* _What is required_:
Report every line of the data below that contains the string "keypad", copying each one in full.

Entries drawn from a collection
>> start

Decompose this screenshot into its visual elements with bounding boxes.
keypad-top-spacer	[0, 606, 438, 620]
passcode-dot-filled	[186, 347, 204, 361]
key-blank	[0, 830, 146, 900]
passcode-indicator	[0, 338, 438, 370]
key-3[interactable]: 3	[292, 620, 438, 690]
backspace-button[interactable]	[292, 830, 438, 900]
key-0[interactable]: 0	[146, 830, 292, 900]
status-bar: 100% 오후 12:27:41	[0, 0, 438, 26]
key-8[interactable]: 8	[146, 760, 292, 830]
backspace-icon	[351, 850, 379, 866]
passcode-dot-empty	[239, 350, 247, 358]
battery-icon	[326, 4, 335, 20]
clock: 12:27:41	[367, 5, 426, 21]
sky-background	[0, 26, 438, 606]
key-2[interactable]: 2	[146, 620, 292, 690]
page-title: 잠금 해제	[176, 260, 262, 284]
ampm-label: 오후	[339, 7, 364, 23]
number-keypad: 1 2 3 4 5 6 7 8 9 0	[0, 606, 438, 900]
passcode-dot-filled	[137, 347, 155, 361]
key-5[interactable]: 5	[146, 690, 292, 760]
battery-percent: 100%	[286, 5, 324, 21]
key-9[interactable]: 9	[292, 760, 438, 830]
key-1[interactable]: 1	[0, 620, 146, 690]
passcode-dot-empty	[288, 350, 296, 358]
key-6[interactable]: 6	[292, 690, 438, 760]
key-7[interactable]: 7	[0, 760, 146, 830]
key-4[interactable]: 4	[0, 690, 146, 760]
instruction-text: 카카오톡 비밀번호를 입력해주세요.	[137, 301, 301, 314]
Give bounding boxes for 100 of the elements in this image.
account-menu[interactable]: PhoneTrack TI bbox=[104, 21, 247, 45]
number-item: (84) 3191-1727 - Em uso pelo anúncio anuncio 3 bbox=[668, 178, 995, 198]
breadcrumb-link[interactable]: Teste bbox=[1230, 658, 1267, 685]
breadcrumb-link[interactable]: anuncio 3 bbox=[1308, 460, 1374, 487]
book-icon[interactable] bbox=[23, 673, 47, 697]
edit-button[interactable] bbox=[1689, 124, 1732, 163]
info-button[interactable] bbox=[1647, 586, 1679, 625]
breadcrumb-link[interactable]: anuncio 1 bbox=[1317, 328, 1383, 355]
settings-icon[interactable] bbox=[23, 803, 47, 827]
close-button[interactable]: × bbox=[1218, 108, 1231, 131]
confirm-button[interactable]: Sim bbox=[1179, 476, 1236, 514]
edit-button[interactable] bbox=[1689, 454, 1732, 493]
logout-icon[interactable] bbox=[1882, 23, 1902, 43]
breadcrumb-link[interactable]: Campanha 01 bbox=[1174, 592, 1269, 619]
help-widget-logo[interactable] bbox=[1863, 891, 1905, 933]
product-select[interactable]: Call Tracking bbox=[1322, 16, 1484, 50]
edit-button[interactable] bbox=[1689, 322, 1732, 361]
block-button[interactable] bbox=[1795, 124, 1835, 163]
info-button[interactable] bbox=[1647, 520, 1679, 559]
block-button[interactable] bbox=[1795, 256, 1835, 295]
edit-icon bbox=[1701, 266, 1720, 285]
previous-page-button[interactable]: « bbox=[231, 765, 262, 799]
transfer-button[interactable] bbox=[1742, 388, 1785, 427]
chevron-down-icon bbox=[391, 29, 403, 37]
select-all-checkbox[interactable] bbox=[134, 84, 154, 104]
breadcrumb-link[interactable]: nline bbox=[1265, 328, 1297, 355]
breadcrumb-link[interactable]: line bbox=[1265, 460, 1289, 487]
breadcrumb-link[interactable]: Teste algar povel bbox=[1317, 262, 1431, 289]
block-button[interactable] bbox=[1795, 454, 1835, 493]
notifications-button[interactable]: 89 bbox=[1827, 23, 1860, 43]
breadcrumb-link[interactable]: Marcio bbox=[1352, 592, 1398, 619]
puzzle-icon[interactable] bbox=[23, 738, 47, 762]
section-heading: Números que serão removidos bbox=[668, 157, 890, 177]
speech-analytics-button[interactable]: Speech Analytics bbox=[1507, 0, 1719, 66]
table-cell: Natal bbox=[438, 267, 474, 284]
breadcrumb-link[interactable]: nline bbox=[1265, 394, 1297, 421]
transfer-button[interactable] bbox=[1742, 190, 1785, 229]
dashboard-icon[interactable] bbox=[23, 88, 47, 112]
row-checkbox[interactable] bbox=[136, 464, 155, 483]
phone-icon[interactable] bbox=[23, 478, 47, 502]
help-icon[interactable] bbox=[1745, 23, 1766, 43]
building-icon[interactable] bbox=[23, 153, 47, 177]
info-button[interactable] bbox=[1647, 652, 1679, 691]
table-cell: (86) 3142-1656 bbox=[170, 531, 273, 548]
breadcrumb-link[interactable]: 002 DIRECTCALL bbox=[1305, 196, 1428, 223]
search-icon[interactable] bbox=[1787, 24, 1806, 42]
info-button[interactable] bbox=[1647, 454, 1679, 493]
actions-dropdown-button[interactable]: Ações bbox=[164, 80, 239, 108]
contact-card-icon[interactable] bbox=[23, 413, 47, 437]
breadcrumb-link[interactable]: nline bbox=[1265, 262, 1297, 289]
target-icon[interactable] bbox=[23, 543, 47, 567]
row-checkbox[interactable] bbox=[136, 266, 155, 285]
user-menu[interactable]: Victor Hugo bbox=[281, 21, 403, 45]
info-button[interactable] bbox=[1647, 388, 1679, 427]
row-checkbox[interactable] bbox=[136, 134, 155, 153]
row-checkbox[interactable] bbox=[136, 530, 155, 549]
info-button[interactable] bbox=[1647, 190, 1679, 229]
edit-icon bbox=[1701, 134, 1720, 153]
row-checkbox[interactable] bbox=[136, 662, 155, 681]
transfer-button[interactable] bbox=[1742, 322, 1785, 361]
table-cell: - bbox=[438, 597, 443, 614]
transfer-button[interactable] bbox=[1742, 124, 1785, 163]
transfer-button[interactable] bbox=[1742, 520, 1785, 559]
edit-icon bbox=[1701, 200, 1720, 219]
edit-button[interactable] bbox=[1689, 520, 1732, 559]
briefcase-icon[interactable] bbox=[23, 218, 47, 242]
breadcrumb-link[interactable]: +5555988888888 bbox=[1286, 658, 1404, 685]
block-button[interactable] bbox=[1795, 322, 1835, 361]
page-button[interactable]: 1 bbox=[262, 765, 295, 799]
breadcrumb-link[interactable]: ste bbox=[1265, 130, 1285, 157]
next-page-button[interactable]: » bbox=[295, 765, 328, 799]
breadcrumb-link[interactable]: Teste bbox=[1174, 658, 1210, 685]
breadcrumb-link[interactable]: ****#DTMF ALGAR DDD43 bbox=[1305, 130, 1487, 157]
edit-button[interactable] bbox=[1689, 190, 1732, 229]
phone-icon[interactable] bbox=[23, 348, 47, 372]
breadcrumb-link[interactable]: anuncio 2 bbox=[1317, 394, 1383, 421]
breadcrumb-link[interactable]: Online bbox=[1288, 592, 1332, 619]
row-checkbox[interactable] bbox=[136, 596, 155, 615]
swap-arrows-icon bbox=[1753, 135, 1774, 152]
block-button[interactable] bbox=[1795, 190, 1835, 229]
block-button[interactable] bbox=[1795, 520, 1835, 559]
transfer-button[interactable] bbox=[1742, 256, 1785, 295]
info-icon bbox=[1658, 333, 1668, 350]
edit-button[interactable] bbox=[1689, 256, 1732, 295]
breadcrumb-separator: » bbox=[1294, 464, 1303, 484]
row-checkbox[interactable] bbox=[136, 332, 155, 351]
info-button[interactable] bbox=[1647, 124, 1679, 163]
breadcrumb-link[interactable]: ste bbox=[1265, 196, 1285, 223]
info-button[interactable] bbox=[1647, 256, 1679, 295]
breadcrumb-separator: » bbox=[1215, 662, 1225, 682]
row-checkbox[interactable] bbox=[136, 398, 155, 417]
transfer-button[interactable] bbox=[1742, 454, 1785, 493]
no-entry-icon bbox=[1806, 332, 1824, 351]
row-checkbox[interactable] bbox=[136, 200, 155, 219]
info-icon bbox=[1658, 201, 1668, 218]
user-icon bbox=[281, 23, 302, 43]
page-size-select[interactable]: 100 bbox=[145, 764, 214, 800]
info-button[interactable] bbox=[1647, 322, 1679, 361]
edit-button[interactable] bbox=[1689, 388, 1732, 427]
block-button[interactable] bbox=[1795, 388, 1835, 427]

>> end

* _Result of the task_:
keypad-top-spacer	[0, 606, 438, 620]
number-keypad: 1 2 3 4 5 6 7 8 9 0	[0, 606, 438, 900]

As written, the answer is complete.